**AIM OF THE EXERCISE:** Type out all the records word for word. Any pictures are to be left out.
◇ ◇ ◇ ◇ ◇
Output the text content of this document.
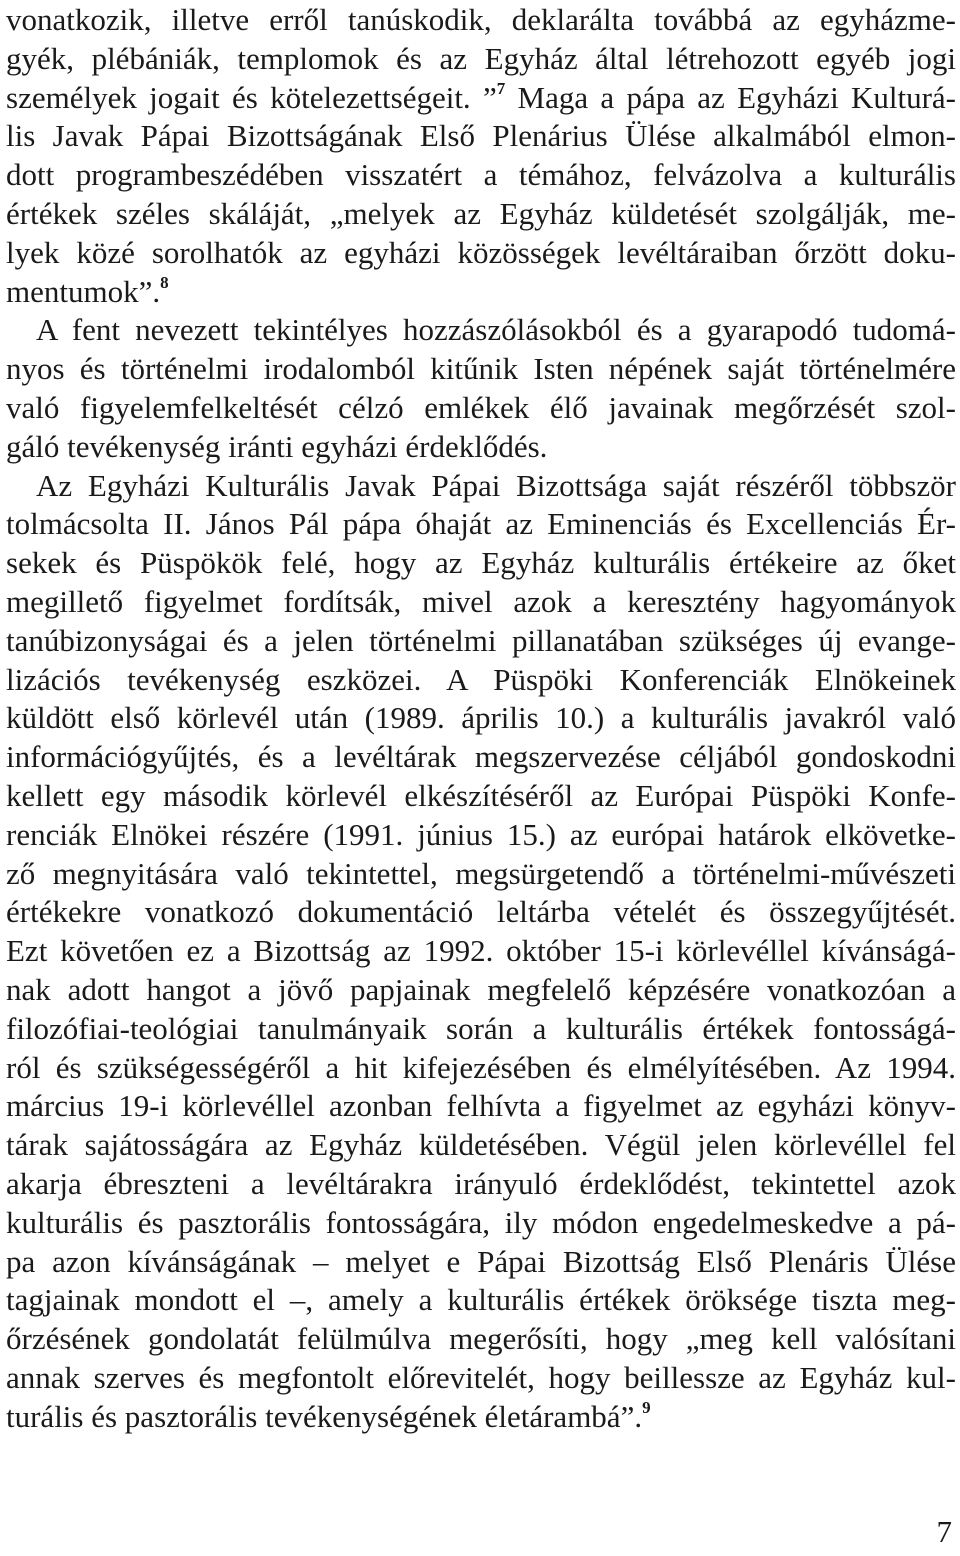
vonatkozik, illetve erről tanúskodik, deklarálta továbbá az egyházme-
gyék, plébániák, templomok és az Egyház által létrehozott egyéb jogi
személyek jogait és kötelezettségeit. ”$^7$ Maga a pápa az Egyházi Kulturá-
lis Javak Pápai Bizottságának Első Plenárius Ülése alkalmából elmon-
dott programbeszédében visszatért a témához, felvázolva a kulturális
értékek széles skáláját, „melyek az Egyház küldetését szolgálják, me-
lyek közé sorolhatók az egyházi közösségek levéltáraiban őrzött doku-
mentumok”.$^8$
A fent nevezett tekintélyes hozzászólásokból és a gyarapodó tudomá-
nyos és történelmi irodalomból kitűnik Isten népének saját történelmére
való figyelemfelkeltését célzó emlékek élő javainak megőrzését szol-
gáló tevékenység iránti egyházi érdeklődés.
Az Egyházi Kulturális Javak Pápai Bizottsága saját részéről többször
tolmácsolta II. János Pál pápa óhaját az Eminenciás és Excellenciás Ér-
sekek és Püspökök felé, hogy az Egyház kulturális értékeire az őket
megillető figyelmet fordítsák, mivel azok a keresztény hagyományok
tanúbizonyságai és a jelen történelmi pillanatában szükséges új evange-
lizációs tevékenység eszközei. A Püspöki Konferenciák Elnökeinek
küldött első körlevél után (1989. április 10.) a kulturális javakról való
információgyűjtés, és a levéltárak megszervezése céljából gondoskodni
kellett egy második körlevél elkészítéséről az Európai Püspöki Konfe-
renciák Elnökei részére (1991. június 15.) az európai határok elkövetke-
ző megnyitására való tekintettel, megsürgetendő a történelmi-művészeti
értékekre vonatkozó dokumentáció leltárba vételét és összegyűjtését.
Ezt követően ez a Bizottság az 1992. október 15-i körlevéllel kívánságá-
nak adott hangot a jövő papjainak megfelelő képzésére vonatkozóan a
filozófiai-teológiai tanulmányaik során a kulturális értékek fontosságá-
ról és szükségességéről a hit kifejezésében és elmélyítésében. Az 1994.
március 19-i körlevéllel azonban felhívta a figyelmet az egyházi könyv-
tárak sajátosságára az Egyház küldetésében. Végül jelen körlevéllel fel
akarja ébreszteni a levéltárakra irányuló érdeklődést, tekintettel azok
kulturális és pasztorális fontosságára, ily módon engedelmeskedve a pá-
pa azon kívánságának – melyet e Pápai Bizottság Első Plenáris Ülése
tagjainak mondott el –, amely a kulturális értékek öröksége tiszta meg-
őrzésének gondolatát felülmúlva megerősíti, hogy „meg kell valósítani
annak szerves és megfontolt előrevitelét, hogy beillessze az Egyház kul-
turális és pasztorális tevékenységének életárambá”.$^9$
7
◇ ◇ ◇ ◇ ◇
**EXERCISE SOLUTION:**
Output the text content of this document.
vonatkozik, illetve erről tanúskodik, deklarálta továbbá az egyházme-
gyék, plébániák, templomok és az Egyház által létrehozott egyéb jogi
személyek jogait és kötelezettségeit. ”$^7$ Maga a pápa az Egyházi Kulturá-
lis Javak Pápai Bizottságának Első Plenárius Ülése alkalmából elmon-
dott programbeszédében visszatért a témához, felvázolva a kulturális
értékek széles skáláját, „melyek az Egyház küldetését szolgálják, me-
lyek közé sorolhatók az egyházi közösségek levéltáraiban őrzött doku-
mentumok”.$^8$
A fent nevezett tekintélyes hozzászólásokból és a gyarapodó tudomá-
nyos és történelmi irodalomból kitűnik Isten népének saját történelmére
való figyelemfelkeltését célzó emlékek élő javainak megőrzését szol-
gáló tevékenység iránti egyházi érdeklődés.
Az Egyházi Kulturális Javak Pápai Bizottsága saját részéről többször
tolmácsolta II. János Pál pápa óhaját az Eminenciás és Excellenciás Ér-
sekek és Püspökök felé, hogy az Egyház kulturális értékeire az őket
megillető figyelmet fordítsák, mivel azok a keresztény hagyományok
tanúbizonyságai és a jelen történelmi pillanatában szükséges új evange-
lizációs tevékenység eszközei. A Püspöki Konferenciák Elnökeinek
küldött első körlevél után (1989. április 10.) a kulturális javakról való
információgyűjtés, és a levéltárak megszervezése céljából gondoskodni
kellett egy második körlevél elkészítéséről az Európai Püspöki Konfe-
renciák Elnökei részére (1991. június 15.) az európai határok elkövetke-
ző megnyitására való tekintettel, megsürgetendő a történelmi-művészeti
értékekre vonatkozó dokumentáció leltárba vételét és összegyűjtését.
Ezt követően ez a Bizottság az 1992. október 15-i körlevéllel kívánságá-
nak adott hangot a jövő papjainak megfelelő képzésére vonatkozóan a
filozófiai-teológiai tanulmányaik során a kulturális értékek fontosságá-
ról és szükségességéről a hit kifejezésében és elmélyítésében. Az 1994.
március 19-i körlevéllel azonban felhívta a figyelmet az egyházi könyv-
tárak sajátosságára az Egyház küldetésében. Végül jelen körlevéllel fel
akarja ébreszteni a levéltárakra irányuló érdeklődést, tekintettel azok
kulturális és pasztorális fontosságára, ily módon engedelmeskedve a pá-
pa azon kívánságának – melyet e Pápai Bizottság Első Plenáris Ülése
tagjainak mondott el –, amely a kulturális értékek öröksége tiszta meg-
őrzésének gondolatát felülmúlva megerősíti, hogy „meg kell valósítani
annak szerves és megfontolt előrevitelét, hogy beillessze az Egyház kul-
turális és pasztorális tevékenységének életárambá”.$^9$
7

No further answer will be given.